[Dataset rows about figures]
• • • • •
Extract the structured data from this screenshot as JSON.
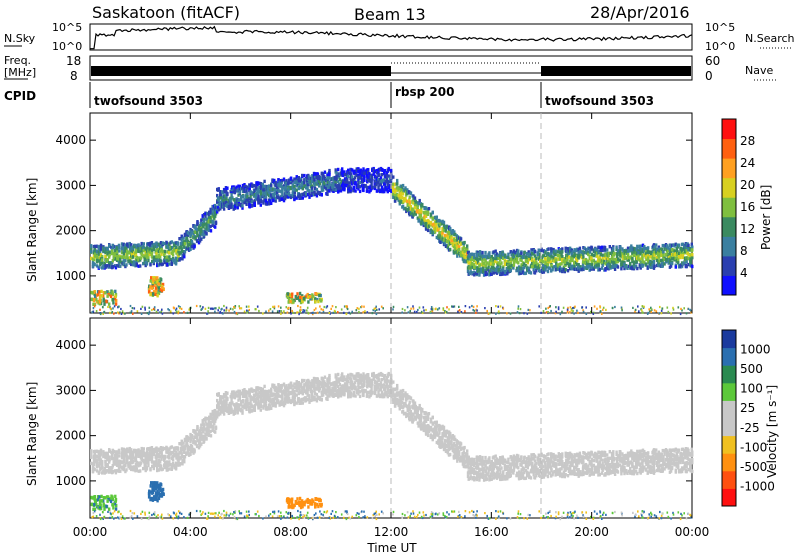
{
  "header": {
    "radar": "Saskatoon (fitACF)",
    "beam": "Beam 13",
    "date": "28/Apr/2016"
  },
  "noise_panel": {
    "left_label": "N.Sky",
    "right_label": "N.Search",
    "left_ticks": [
      "10^5",
      "10^0"
    ],
    "right_ticks": [
      "10^5",
      "10^0"
    ]
  },
  "freq_panel": {
    "left_label_line1": "Freq.",
    "left_label_line2": "[MHz]",
    "right_label": "Nave",
    "left_ticks": [
      "18",
      "8"
    ],
    "right_ticks": [
      "60",
      "0"
    ]
  },
  "cpid_panel": {
    "label": "CPID",
    "segments": [
      {
        "name": "twofsound 3503",
        "start": 0,
        "end": 12
      },
      {
        "name": "rbsp 200",
        "start": 12,
        "end": 18
      },
      {
        "name": "twofsound 3503",
        "start": 18,
        "end": 24
      }
    ]
  },
  "x_axis": {
    "label": "Time UT",
    "ticks": [
      "00:00",
      "04:00",
      "08:00",
      "12:00",
      "16:00",
      "20:00",
      "00:00"
    ]
  },
  "power_panel": {
    "ylabel": "Slant Range [km]",
    "yticks": [
      "1000",
      "2000",
      "3000",
      "4000"
    ],
    "colorbar_label": "Power [dB]",
    "colorbar_ticks": [
      "4",
      "8",
      "12",
      "16",
      "20",
      "24",
      "28"
    ],
    "colorbar_colors": [
      "#1010ff",
      "#2a3fb0",
      "#3a7fa0",
      "#3a8a60",
      "#7fbf3f",
      "#d8d020",
      "#ffa020",
      "#ff6010",
      "#ff1010"
    ]
  },
  "velocity_panel": {
    "ylabel": "Slant Range [km]",
    "yticks": [
      "1000",
      "2000",
      "3000",
      "4000"
    ],
    "colorbar_label": "Velocity [m s⁻¹]",
    "colorbar_ticks": [
      "1000",
      "500",
      "100",
      "25",
      "-25",
      "-100",
      "-500",
      "-1000"
    ],
    "colorbar_colors": [
      "#1a3a9e",
      "#2a6fb0",
      "#2a8a50",
      "#5cc83a",
      "#c8c8c8",
      "#c8c8c8",
      "#f0c020",
      "#ff9010",
      "#ff5010",
      "#ff1010"
    ]
  },
  "chart_data": {
    "type": "heatmap",
    "title": "Saskatoon (fitACF)",
    "x_range_hours_ut": [
      0,
      24
    ],
    "x_ticks_hours_ut": [
      0,
      4,
      8,
      12,
      16,
      20,
      24
    ],
    "y_range_km": [
      180,
      4600
    ],
    "y_ticks_km": [
      1000,
      2000,
      3000,
      4000
    ],
    "mode_change_times_hours_ut": [
      12,
      18
    ],
    "power_scale_db": [
      0,
      32
    ],
    "velocity_scale_ms": [
      -1000,
      1000
    ],
    "backscatter_bands": [
      {
        "t_start": 0.0,
        "t_end": 3.5,
        "center_range_km": [
          1450,
          1550
        ],
        "power_db": 18
      },
      {
        "t_start": 3.5,
        "t_end": 5.0,
        "center_range_km": [
          1600,
          2400
        ],
        "power_db": 14
      },
      {
        "t_start": 5.0,
        "t_end": 10.0,
        "center_range_km": [
          2700,
          3150
        ],
        "power_db": 10
      },
      {
        "t_start": 10.0,
        "t_end": 12.0,
        "center_range_km": [
          3150,
          3150
        ],
        "power_db": 6
      },
      {
        "t_start": 12.0,
        "t_end": 15.0,
        "center_range_km": [
          3000,
          1500
        ],
        "power_db": 22
      },
      {
        "t_start": 15.0,
        "t_end": 24.0,
        "center_range_km": [
          1300,
          1500
        ],
        "power_db": 18
      }
    ],
    "ground_scatter_clusters": [
      {
        "t_start": 0.0,
        "t_end": 1.0,
        "range_km": [
          400,
          700
        ],
        "velocity_ms": 80
      },
      {
        "t_start": 2.3,
        "t_end": 2.9,
        "range_km": [
          600,
          1000
        ],
        "velocity_ms": 300
      },
      {
        "t_start": 7.8,
        "t_end": 9.2,
        "range_km": [
          450,
          650
        ],
        "velocity_ms": -200
      }
    ],
    "noise_sky_range": [
      1,
      100000
    ],
    "frequency_mhz_mean": 11,
    "nave_mean": 30
  }
}
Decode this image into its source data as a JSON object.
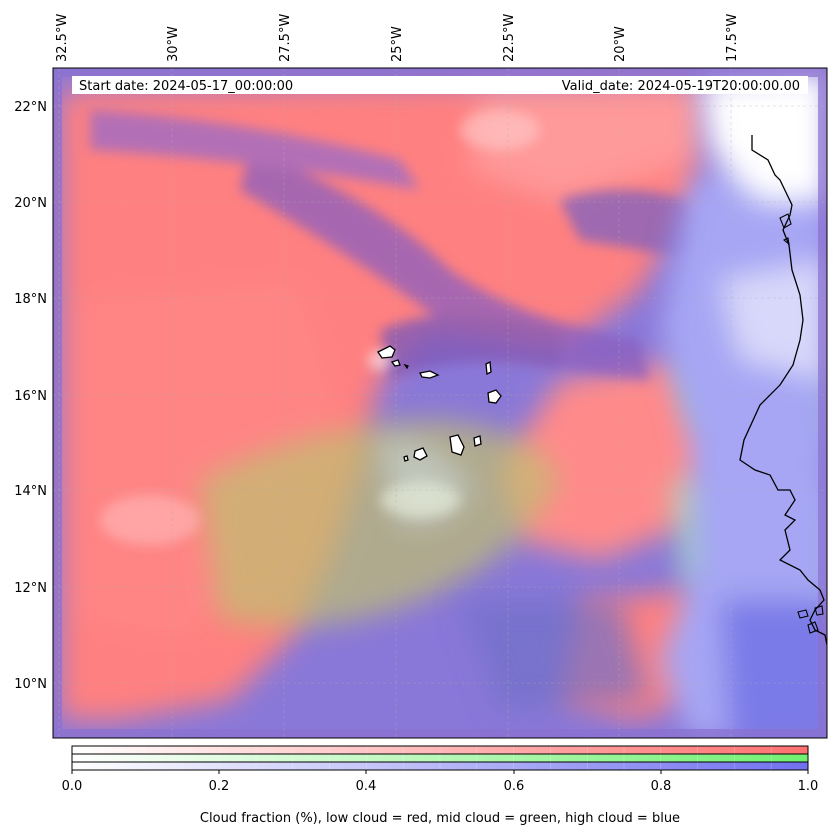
{
  "map": {
    "header": {
      "start_date": "Start date: 2024-05-17_00:00:00",
      "valid_date": "Valid_date: 2024-05-19T20:00:00.00"
    },
    "lon_labels": [
      "32.5°W",
      "30°W",
      "27.5°W",
      "25°W",
      "22.5°W",
      "20°W",
      "17.5°W"
    ],
    "lat_labels": [
      "22°N",
      "20°N",
      "18°N",
      "16°N",
      "14°N",
      "12°N",
      "10°N"
    ],
    "layers": [
      {
        "name": "low cloud",
        "color": "#ff7f7f"
      },
      {
        "name": "mid cloud",
        "color": "#7fef7f"
      },
      {
        "name": "high cloud",
        "color": "#7f7fef"
      }
    ]
  },
  "colorbar": {
    "ticks": [
      "0.0",
      "0.2",
      "0.4",
      "0.6",
      "0.8",
      "1.0"
    ],
    "label": "Cloud fraction (%), low cloud = red, mid cloud = green, high cloud = blue",
    "low_color": "#ff7070",
    "mid_color": "#70f070",
    "high_color": "#7070f0"
  }
}
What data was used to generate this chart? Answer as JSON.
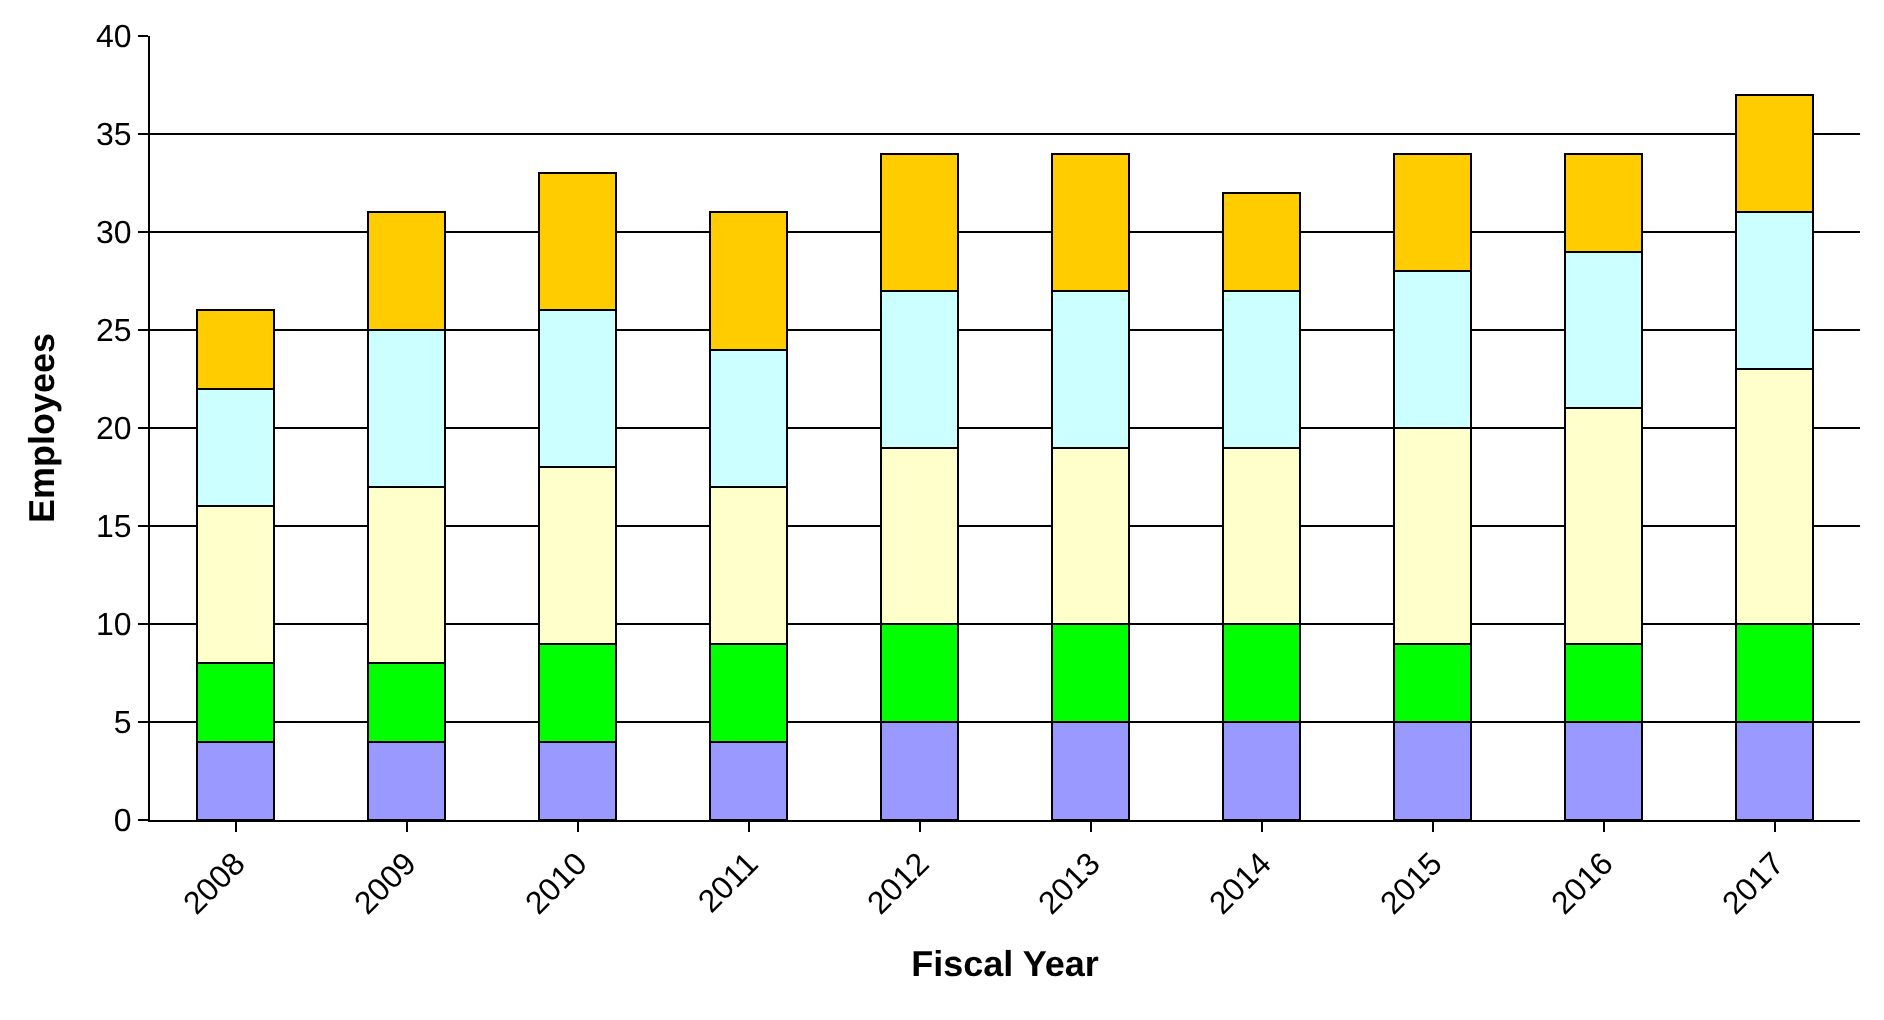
• • • • •
Repeat the material above in full and unchanged, minus its images.

**WRITTEN ANSWER**:
Extract the structured data from this screenshot as JSON.
{
  "header": {
    "radar": "Saskatoon (fitACF)",
    "beam": "Beam 13",
    "date": "28/Apr/2016"
  },
  "noise_panel": {
    "left_label": "N.Sky",
    "right_label": "N.Search",
    "left_ticks": [
      "10^5",
      "10^0"
    ],
    "right_ticks": [
      "10^5",
      "10^0"
    ]
  },
  "freq_panel": {
    "left_label_line1": "Freq.",
    "left_label_line2": "[MHz]",
    "right_label": "Nave",
    "left_ticks": [
      "18",
      "8"
    ],
    "right_ticks": [
      "60",
      "0"
    ]
  },
  "cpid_panel": {
    "label": "CPID",
    "segments": [
      {
        "name": "twofsound 3503",
        "start": 0,
        "end": 12
      },
      {
        "name": "rbsp 200",
        "start": 12,
        "end": 18
      },
      {
        "name": "twofsound 3503",
        "start": 18,
        "end": 24
      }
    ]
  },
  "x_axis": {
    "label": "Time UT",
    "ticks": [
      "00:00",
      "04:00",
      "08:00",
      "12:00",
      "16:00",
      "20:00",
      "00:00"
    ]
  },
  "power_panel": {
    "ylabel": "Slant Range [km]",
    "yticks": [
      "1000",
      "2000",
      "3000",
      "4000"
    ],
    "colorbar_label": "Power [dB]",
    "colorbar_ticks": [
      "4",
      "8",
      "12",
      "16",
      "20",
      "24",
      "28"
    ],
    "colorbar_colors": [
      "#1010ff",
      "#2a3fb0",
      "#3a7fa0",
      "#3a8a60",
      "#7fbf3f",
      "#d8d020",
      "#ffa020",
      "#ff6010",
      "#ff1010"
    ]
  },
  "velocity_panel": {
    "ylabel": "Slant Range [km]",
    "yticks": [
      "1000",
      "2000",
      "3000",
      "4000"
    ],
    "colorbar_label": "Velocity [m s⁻¹]",
    "colorbar_ticks": [
      "1000",
      "500",
      "100",
      "25",
      "-25",
      "-100",
      "-500",
      "-1000"
    ],
    "colorbar_colors": [
      "#1a3a9e",
      "#2a6fb0",
      "#2a8a50",
      "#5cc83a",
      "#c8c8c8",
      "#c8c8c8",
      "#f0c020",
      "#ff9010",
      "#ff5010",
      "#ff1010"
    ]
  },
  "chart_data": {
    "type": "heatmap",
    "title": "Saskatoon (fitACF)",
    "x_range_hours_ut": [
      0,
      24
    ],
    "x_ticks_hours_ut": [
      0,
      4,
      8,
      12,
      16,
      20,
      24
    ],
    "y_range_km": [
      180,
      4600
    ],
    "y_ticks_km": [
      1000,
      2000,
      3000,
      4000
    ],
    "mode_change_times_hours_ut": [
      12,
      18
    ],
    "power_scale_db": [
      0,
      32
    ],
    "velocity_scale_ms": [
      -1000,
      1000
    ],
    "backscatter_bands": [
      {
        "t_start": 0.0,
        "t_end": 3.5,
        "center_range_km": [
          1450,
          1550
        ],
        "power_db": 18
      },
      {
        "t_start": 3.5,
        "t_end": 5.0,
        "center_range_km": [
          1600,
          2400
        ],
        "power_db": 14
      },
      {
        "t_start": 5.0,
        "t_end": 10.0,
        "center_range_km": [
          2700,
          3150
        ],
        "power_db": 10
      },
      {
        "t_start": 10.0,
        "t_end": 12.0,
        "center_range_km": [
          3150,
          3150
        ],
        "power_db": 6
      },
      {
        "t_start": 12.0,
        "t_end": 15.0,
        "center_range_km": [
          3000,
          1500
        ],
        "power_db": 22
      },
      {
        "t_start": 15.0,
        "t_end": 24.0,
        "center_range_km": [
          1300,
          1500
        ],
        "power_db": 18
      }
    ],
    "ground_scatter_clusters": [
      {
        "t_start": 0.0,
        "t_end": 1.0,
        "range_km": [
          400,
          700
        ],
        "velocity_ms": 80
      },
      {
        "t_start": 2.3,
        "t_end": 2.9,
        "range_km": [
          600,
          1000
        ],
        "velocity_ms": 300
      },
      {
        "t_start": 7.8,
        "t_end": 9.2,
        "range_km": [
          450,
          650
        ],
        "velocity_ms": -200
      }
    ],
    "noise_sky_range": [
      1,
      100000
    ],
    "frequency_mhz_mean": 11,
    "nave_mean": 30
  }
}
Decode this image into its source data as a JSON object.
{
  "map": {
    "header": {
      "start_date": "Start date: 2024-05-17_00:00:00",
      "valid_date": "Valid_date: 2024-05-19T20:00:00.00"
    },
    "lon_labels": [
      "32.5°W",
      "30°W",
      "27.5°W",
      "25°W",
      "22.5°W",
      "20°W",
      "17.5°W"
    ],
    "lat_labels": [
      "22°N",
      "20°N",
      "18°N",
      "16°N",
      "14°N",
      "12°N",
      "10°N"
    ],
    "layers": [
      {
        "name": "low cloud",
        "color": "#ff7f7f"
      },
      {
        "name": "mid cloud",
        "color": "#7fef7f"
      },
      {
        "name": "high cloud",
        "color": "#7f7fef"
      }
    ]
  },
  "colorbar": {
    "ticks": [
      "0.0",
      "0.2",
      "0.4",
      "0.6",
      "0.8",
      "1.0"
    ],
    "label": "Cloud fraction (%), low cloud = red, mid cloud = green, high cloud = blue",
    "low_color": "#ff7070",
    "mid_color": "#70f070",
    "high_color": "#7070f0"
  }
}
What data was used to generate this chart? Answer as JSON.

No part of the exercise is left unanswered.